> _Given task_: Scan the records below. List lines holding "American".

Collected data entries
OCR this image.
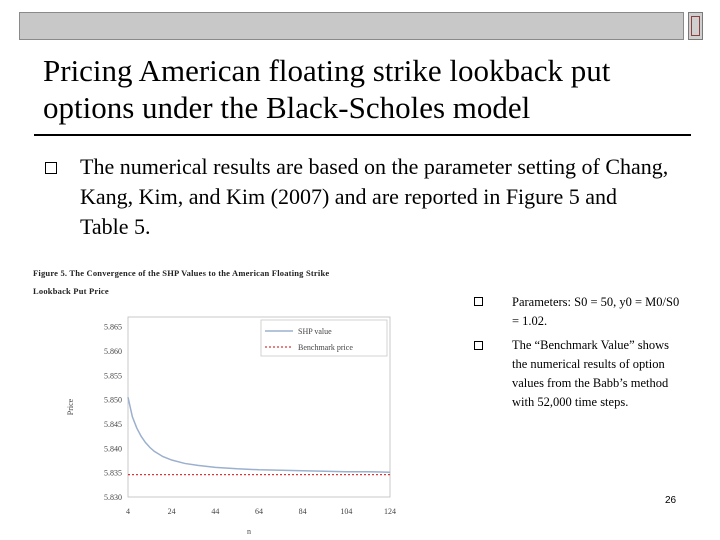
Pricing American floating strike lookback put
options under the Black-Scholes model
The numerical results are based on the parameter setting of Chang, Kang, Kim, and Kim (2007) and are reported in Figure 5 and Table 5.
Figure 5. The Convergence of the SHP Values to the American Floating Strike
Lookback Put Price
5.830
5.835
5.840
5.845
5.850
5.855
5.860
5.865
4	24	44	64	84	104	124
Price
n
SHP value
Benchmark price
Parameters: S0 = 50, y0 = M0/S0 = 1.02.
The “Benchmark Value” shows the numerical results of option values from the Babb’s method with 52,000 time steps.
26
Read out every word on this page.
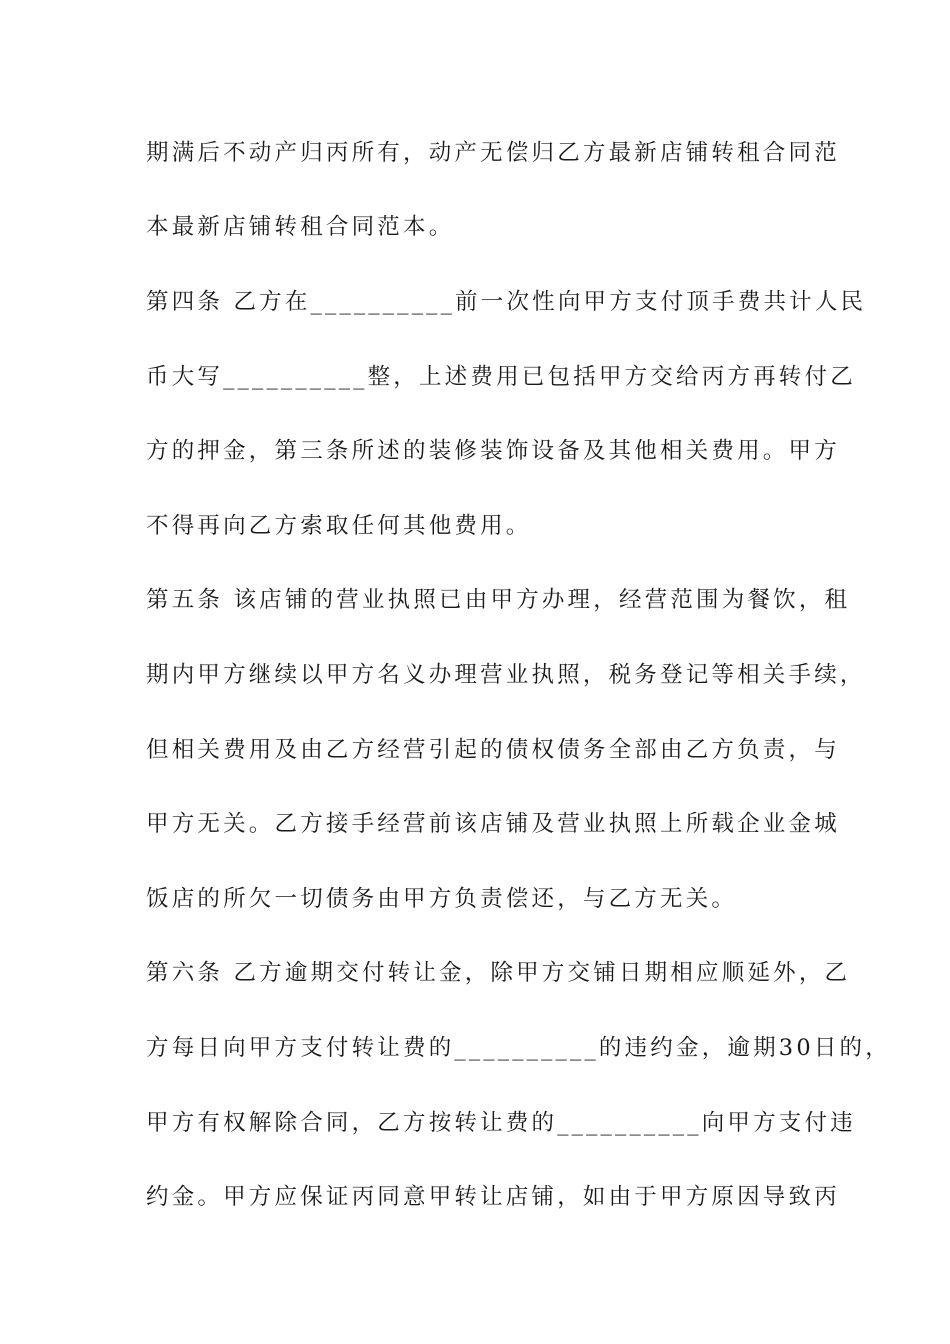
期满后不动产归丙所有，动产无偿归乙方最新店铺转租合同范
本最新店铺转租合同范本。
第四条 乙方在__________前一次性向甲方支付顶手费共计人民
币大写__________整，上述费用已包括甲方交给丙方再转付乙
方的押金，第三条所述的装修装饰设备及其他相关费用。甲方
不得再向乙方索取任何其他费用。
第五条 该店铺的营业执照已由甲方办理，经营范围为餐饮，租
期内甲方继续以甲方名义办理营业执照，税务登记等相关手续，
但相关费用及由乙方经营引起的债权债务全部由乙方负责，与
甲方无关。乙方接手经营前该店铺及营业执照上所载企业金城
饭店的所欠一切债务由甲方负责偿还，与乙方无关。
第六条 乙方逾期交付转让金，除甲方交铺日期相应顺延外，乙
方每日向甲方支付转让费的__________的违约金，逾期30日的，
甲方有权解除合同，乙方按转让费的__________向甲方支付违
约金。甲方应保证丙同意甲转让店铺，如由于甲方原因导致丙
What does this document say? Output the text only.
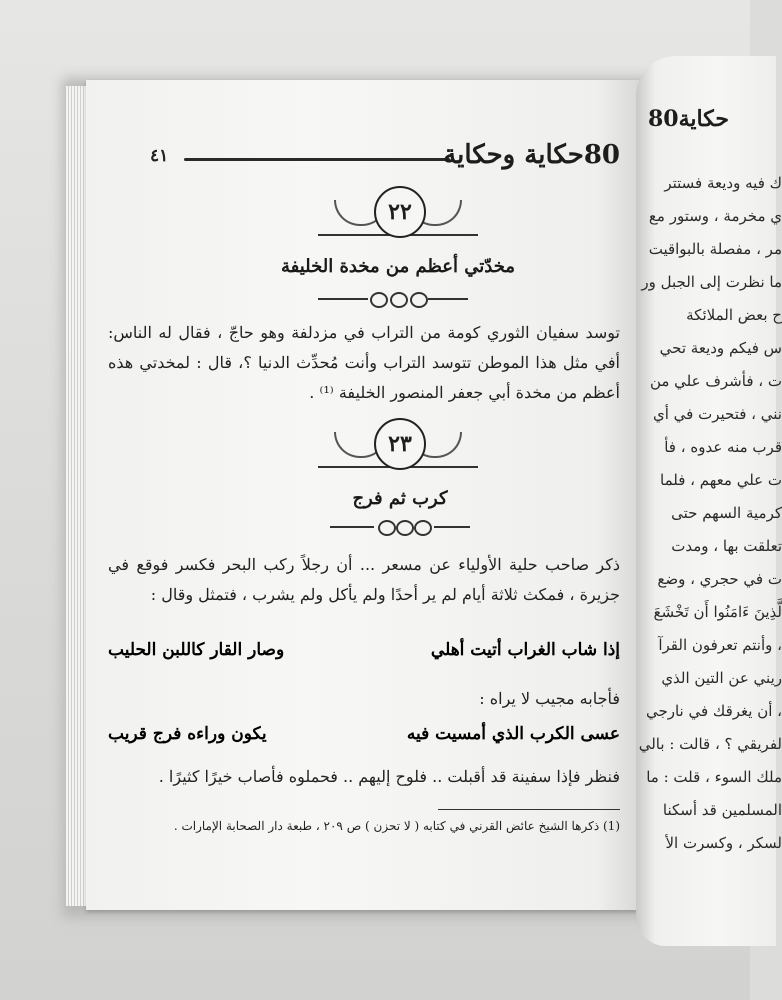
٤١	80حكاية وحكاية
٢٢
مخدّتي أعظم من مخدة الخليفة
توسد سفيان الثوري كومة من التراب في مزدلفة وهو حاجّ ، فقال له الناس: أفي مثل هذا الموطن تتوسد التراب وأنت مُحدِّث الدنيا ؟، قال : لمخدتي هذه أعظم من مخدة أبي جعفر المنصور الخليفة ⁽¹⁾ .
٢٣
كرب ثم فرج
ذكر صاحب حلية الأولياء عن مسعر ... أن رجلاً ركب البحر فكسر فوقع في جزيرة ، فمكث ثلاثة أيام لم ير أحدًا ولم يأكل ولم يشرب ، فتمثل وقال :
إذا شاب الغراب أتيت أهلي
وصار القار كاللبن الحليب
فأجابه مجيب لا يراه :
عسى الكرب الذي أمسيت فيه
يكون وراءه فرج قريب
فنظر فإذا سفينة قد أقبلت .. فلوح إليهم .. فحملوه فأصاب خيرًا كثيرًا .
(1) ذكرها الشيخ عائض القرني في كتابه ( لا تحزن ) ص ٢٠٩ ، طبعة دار الصحابة الإمارات .
80حكاية
ك فيه وديعة فستتر
ي مخرمة ، وستور مع
مر ، مفصلة بالبواقيت
ما نظرت إلى الجبل ور
ح بعض الملائكة
س فيكم وديعة تحي
ت ، فأشرف علي من
نني ، فتحيرت في أي
قرب منه عدوه ، فأ
ت علي معهم ، فلما
كرمية السهم حتى
تعلقت بها ، ومدت
ت في حجري ، وضع
لَّذِينَ ءَامَنُوا أَن تَخْشَعَ
، وأنتم تعرفون القرآ
ريني عن التين الذي
، أن يغرقك في نارجي
لفريقي ؟ ، قالت : بالي
ملك السوء ، قلت : ما
المسلمين قد أسكنا
لسكر ، وكسرت الأ
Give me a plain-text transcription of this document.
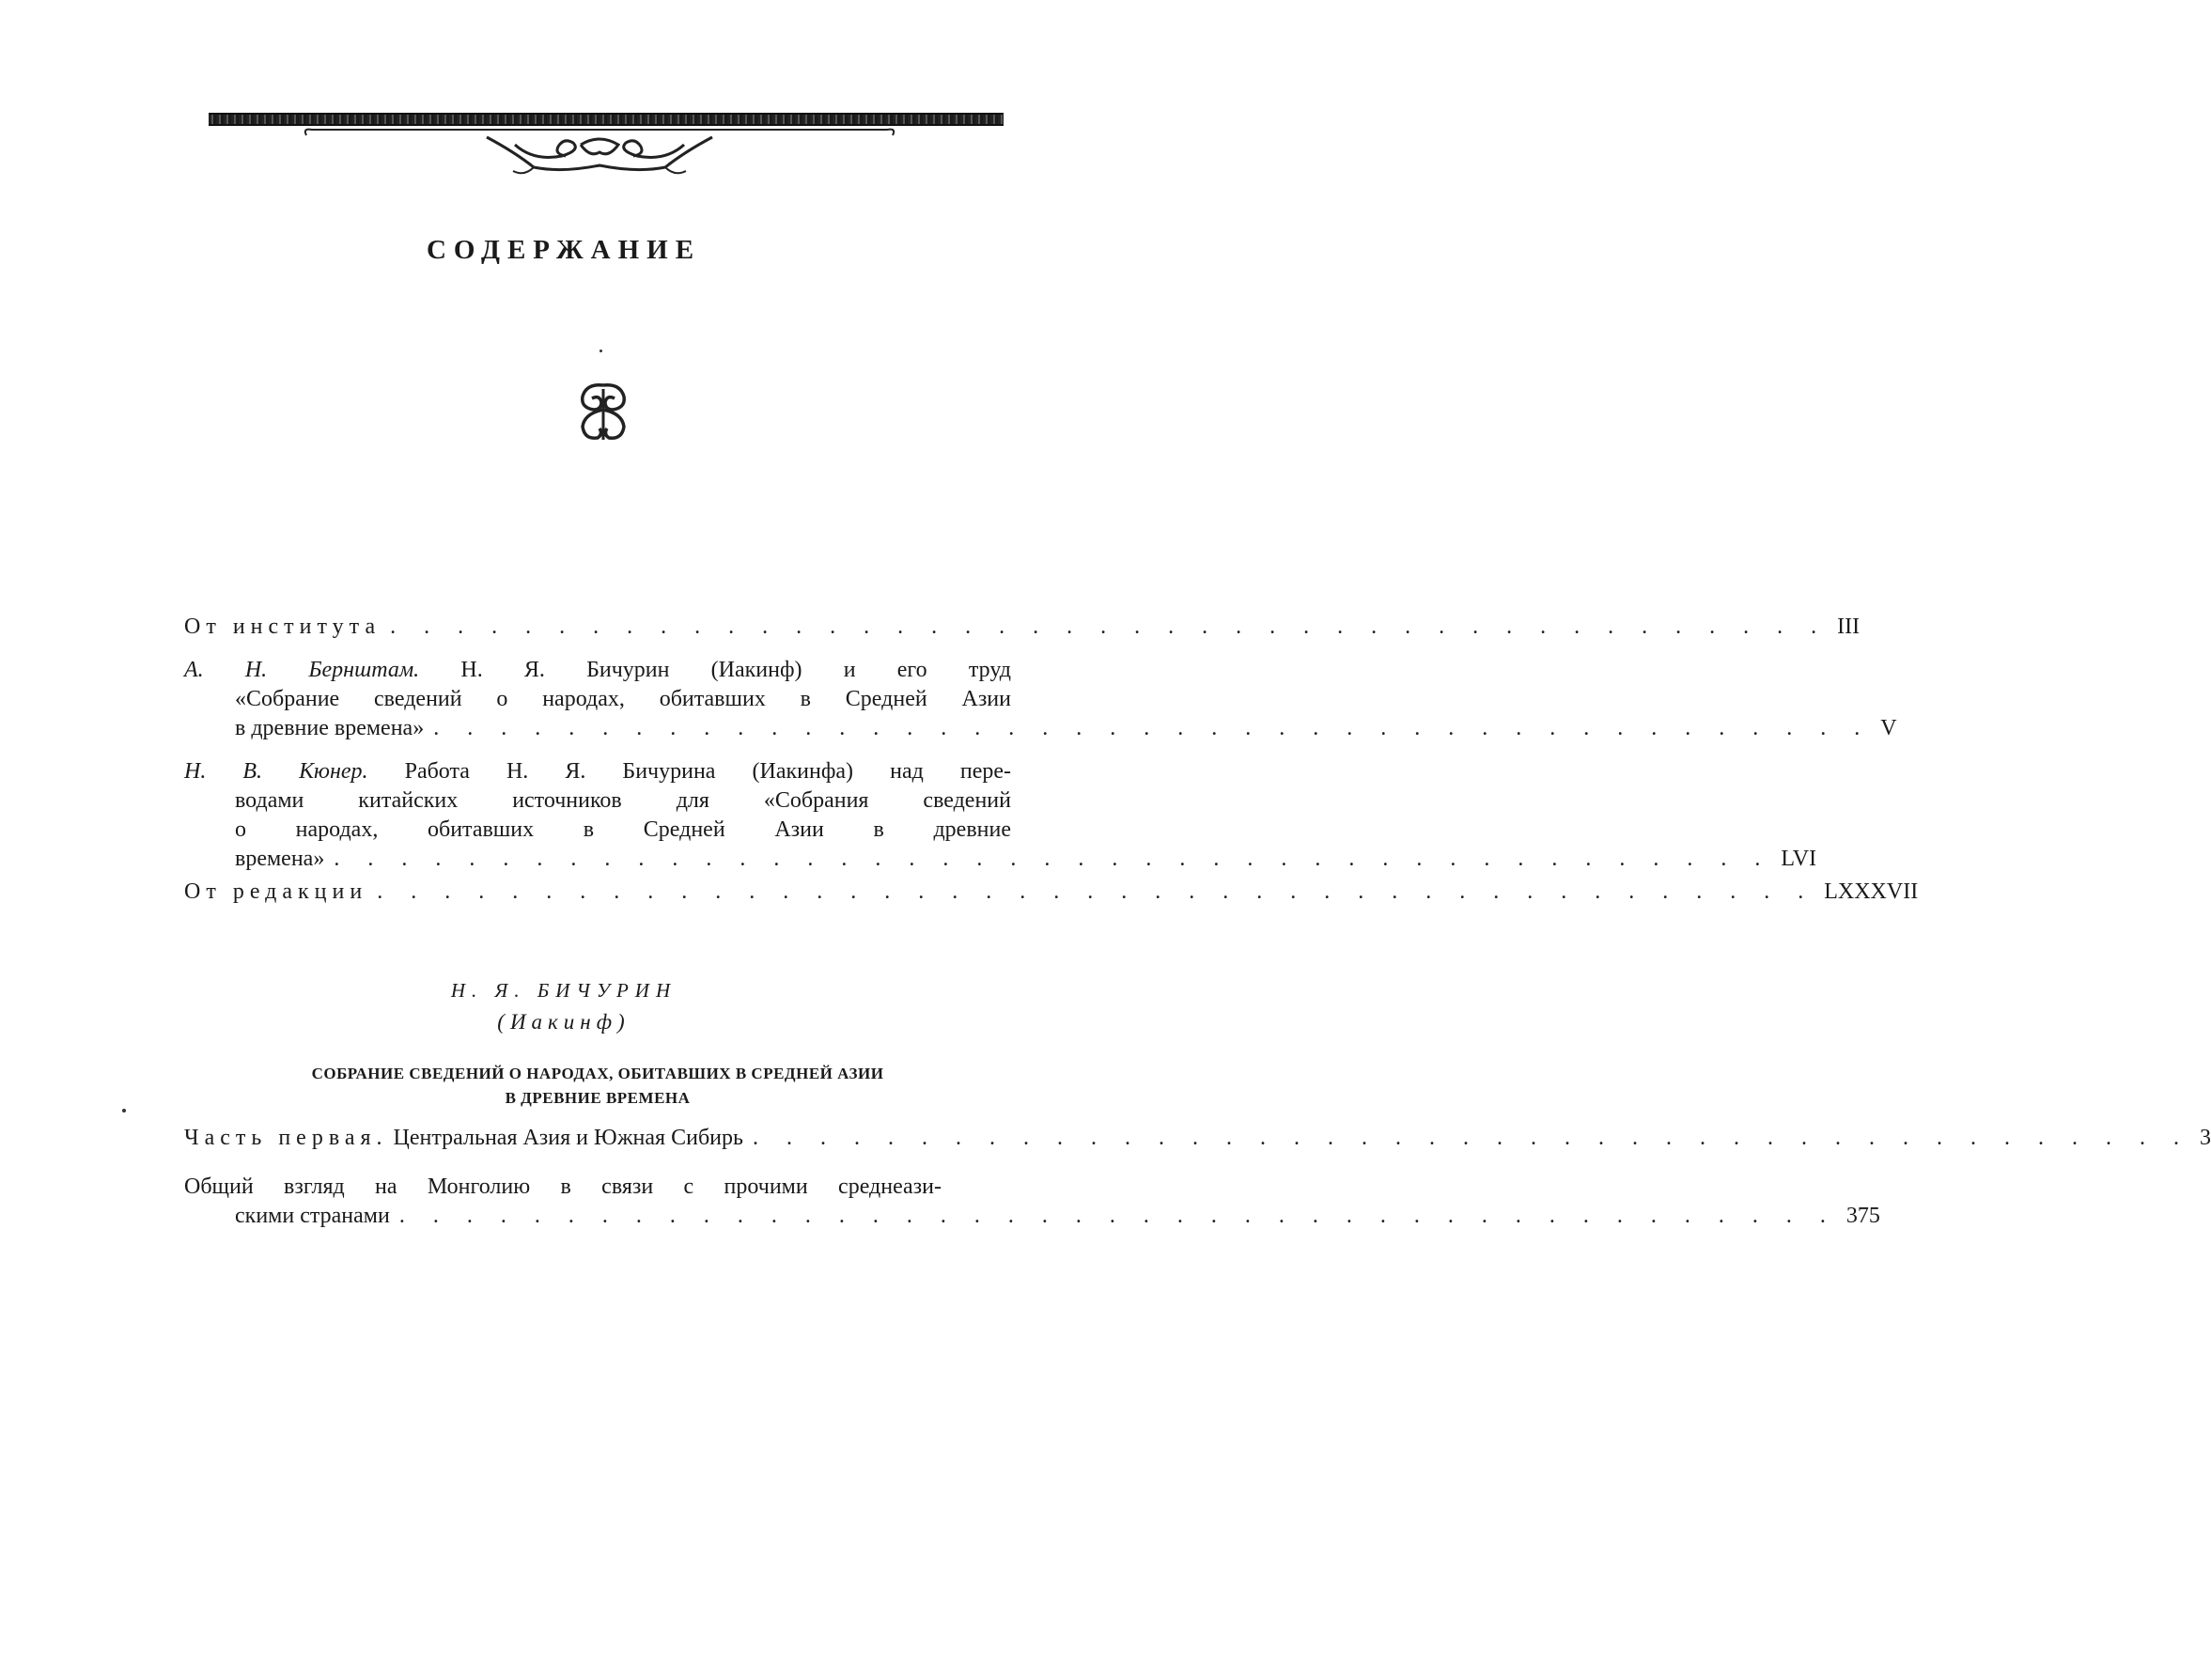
СОДЕРЖАНИЕ
От института . . . . . . . . . . . . . . . . . . . . . . . . . . . . . . . . . . . . . . . . . . . III
А. Н. Бернштам. Н. Я. Бичурин (Иакинф) и его труд
«Собрание сведений о народах, обитавших в Средней Азии
в древние времена» . . . . . . . . . . . . . . . . . . . . . . . . . . . . . . . . . . . . . . . . . . . V
Н. В. Кюнер. Работа Н. Я. Бичурина (Иакинфа) над пере-
водами китайских источников для «Собрания сведений
о народах, обитавших в Средней Азии в древние
времена» . . . . . . . . . . . . . . . . . . . . . . . . . . . . . . . . . . . . . . . . . . . LVI
От редакции . . . . . . . . . . . . . . . . . . . . . . . . . . . . . . . . . . . . . . . . . . . LXXXVII
Н. Я. БИЧУРИН
(Иакинф)
СОБРАНИЕ СВЕДЕНИЙ О НАРОДАХ, ОБИТАВШИХ В СРЕДНЕЙ АЗИИ
В ДРЕВНИЕ ВРЕМЕНА
Часть первая. Центральная Азия и Южная Сибирь . . . . . . . . . . . . . . . . . . . . . . . . . . . . . . . . . . . . . . . . . . . 3
Общий взгляд на Монголию в связи с прочими среднеази-
скими странами . . . . . . . . . . . . . . . . . . . . . . . . . . . . . . . . . . . . . . . . . . . 375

> _Finished answer_:
Pricing American floating strike lookback put
Figure 5. The Convergence of the SHP Values to the American Floating Strike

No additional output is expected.